**Exercise requirements**:
(1) Copy the passage on binary trees word for word.
(2) Rewrite the records from the first line through the line containing "501, 311, 525]", replacing "Locations" with "Branches" and changing nothing else. Return only those lines.

**Passage shown**:
***

So a good data structure for keeping ordered, maintainable lists is one that allows us to find things quickly yet add and delete items without excessive overhead. There are several data structures that fit the bill. The simplest of these is the binary tree. Like linked lists, binary trees keep track of adjacent data items through the use of pointers to memory locations. And, like linked lists, they can grow arbitrarily large. But this growth is done in such a way that it’s easy to retrieve any key from the tree. Binary trees are called binary because in their graphical representation each node (or vertex) has at most two descendant (child) nodes. (Trees with more than two descendant nodes are called n-ary trees.) Some example binary trees are shown in Figure A.3. Don’t let it bother you that these graphics look like upside-down trees-they are trees in the mathematical sense. Each node is connected to the graph (meaning that every node is reachable from the first node), and the graph contains no cycles (meaning that we can’t end up going in circles as we’re looking for things).

***

**Given data**:
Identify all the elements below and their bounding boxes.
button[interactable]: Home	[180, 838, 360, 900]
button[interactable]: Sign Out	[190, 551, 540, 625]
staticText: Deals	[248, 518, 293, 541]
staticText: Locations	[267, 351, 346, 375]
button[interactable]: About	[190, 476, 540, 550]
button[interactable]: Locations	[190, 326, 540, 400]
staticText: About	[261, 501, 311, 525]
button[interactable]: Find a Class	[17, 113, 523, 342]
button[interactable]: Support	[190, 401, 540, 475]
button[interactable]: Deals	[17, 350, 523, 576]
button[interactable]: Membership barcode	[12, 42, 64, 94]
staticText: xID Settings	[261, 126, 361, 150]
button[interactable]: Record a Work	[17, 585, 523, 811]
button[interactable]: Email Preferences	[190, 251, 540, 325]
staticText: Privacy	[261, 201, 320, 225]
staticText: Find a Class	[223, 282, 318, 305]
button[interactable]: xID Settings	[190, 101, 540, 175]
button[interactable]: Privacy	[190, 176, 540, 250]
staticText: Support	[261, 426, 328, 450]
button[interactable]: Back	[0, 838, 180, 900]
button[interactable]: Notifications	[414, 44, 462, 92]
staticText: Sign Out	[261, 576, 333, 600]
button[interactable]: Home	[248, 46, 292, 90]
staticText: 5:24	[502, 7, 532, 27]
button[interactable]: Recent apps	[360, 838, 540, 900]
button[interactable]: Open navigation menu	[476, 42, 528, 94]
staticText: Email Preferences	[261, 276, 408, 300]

***

**List of solutions**:
(1)
So a good data structure for keeping ordered, maintainable lists is one that allows us to find things quickly yet add and delete items without excessive overhead. There are several data structures that fit the bill. The simplest of these is the binary tree. Like linked lists, binary trees keep track of adjacent data items through the use of pointers to memory locations. And, like linked lists, they can grow arbitrarily large. But this growth is done in such a way that it’s easy to retrieve any key from the tree. Binary trees are called binary because in their graphical representation each node (or vertex) has at most two descendant (child) nodes. (Trees with more than two descendant nodes are called n-ary trees.) Some example binary trees are shown in Figure A.3. Don’t let it bother you that these graphics look like upside-down trees-they are trees in the mathematical sense. Each node is connected to the graph (meaning that every node is reachable from the first node), and the graph contains no cycles (meaning that we can’t end up going in circles as we’re looking for things).

(2)
Identify all the elements below and their bounding boxes.
button[interactable]: Home	[180, 838, 360, 900]
button[interactable]: Sign Out	[190, 551, 540, 625]
staticText: Deals	[248, 518, 293, 541]
staticText: Branches	[267, 351, 346, 375]
button[interactable]: About	[190, 476, 540, 550]
button[interactable]: Branches	[190, 326, 540, 400]
staticText: About	[261, 501, 311, 525]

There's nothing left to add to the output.